→ Task description
Using the listing below, give the number of lines where "ylabel" appears, and nothing else.

.....

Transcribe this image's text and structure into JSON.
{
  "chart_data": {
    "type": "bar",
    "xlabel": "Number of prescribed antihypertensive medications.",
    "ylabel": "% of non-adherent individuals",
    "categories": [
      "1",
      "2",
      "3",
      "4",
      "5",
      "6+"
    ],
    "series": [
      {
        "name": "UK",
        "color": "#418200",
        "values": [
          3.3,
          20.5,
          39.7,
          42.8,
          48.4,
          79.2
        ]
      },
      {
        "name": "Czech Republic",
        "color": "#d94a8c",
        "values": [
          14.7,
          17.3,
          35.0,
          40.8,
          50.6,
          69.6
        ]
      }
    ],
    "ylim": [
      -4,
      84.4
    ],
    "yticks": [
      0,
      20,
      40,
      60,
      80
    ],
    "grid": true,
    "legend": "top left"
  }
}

.....

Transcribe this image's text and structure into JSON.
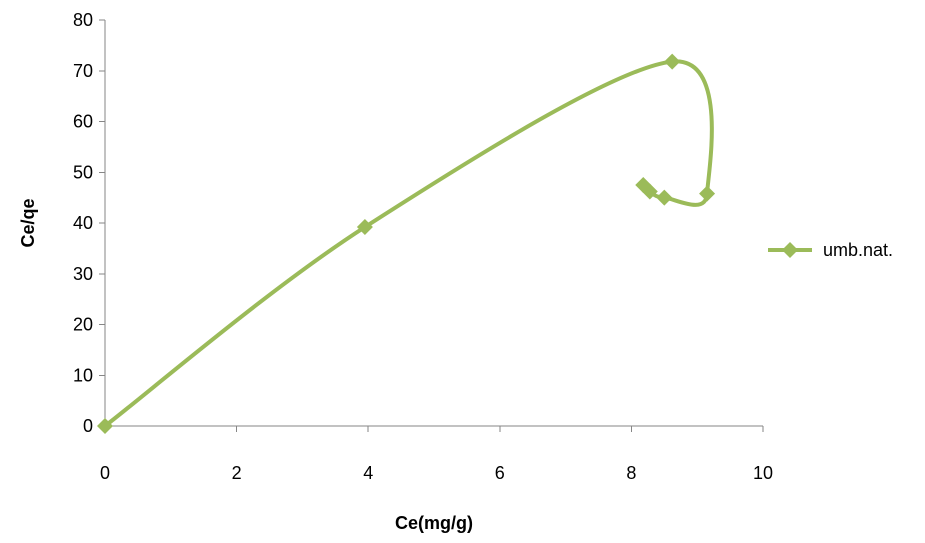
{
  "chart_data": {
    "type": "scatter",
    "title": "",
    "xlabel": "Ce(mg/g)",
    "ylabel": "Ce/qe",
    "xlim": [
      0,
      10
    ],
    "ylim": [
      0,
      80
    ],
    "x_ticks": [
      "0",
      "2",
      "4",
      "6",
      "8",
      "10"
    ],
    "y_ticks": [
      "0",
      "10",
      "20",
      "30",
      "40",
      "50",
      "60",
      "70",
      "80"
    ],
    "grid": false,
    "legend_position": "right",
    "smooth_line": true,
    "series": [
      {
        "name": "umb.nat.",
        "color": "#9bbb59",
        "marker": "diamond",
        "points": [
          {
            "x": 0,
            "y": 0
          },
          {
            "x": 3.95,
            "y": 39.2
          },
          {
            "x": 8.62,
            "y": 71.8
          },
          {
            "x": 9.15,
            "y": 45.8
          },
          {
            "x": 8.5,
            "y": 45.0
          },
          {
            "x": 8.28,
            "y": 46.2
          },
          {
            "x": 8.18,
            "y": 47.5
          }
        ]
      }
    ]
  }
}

.....

→ Exercise answer
2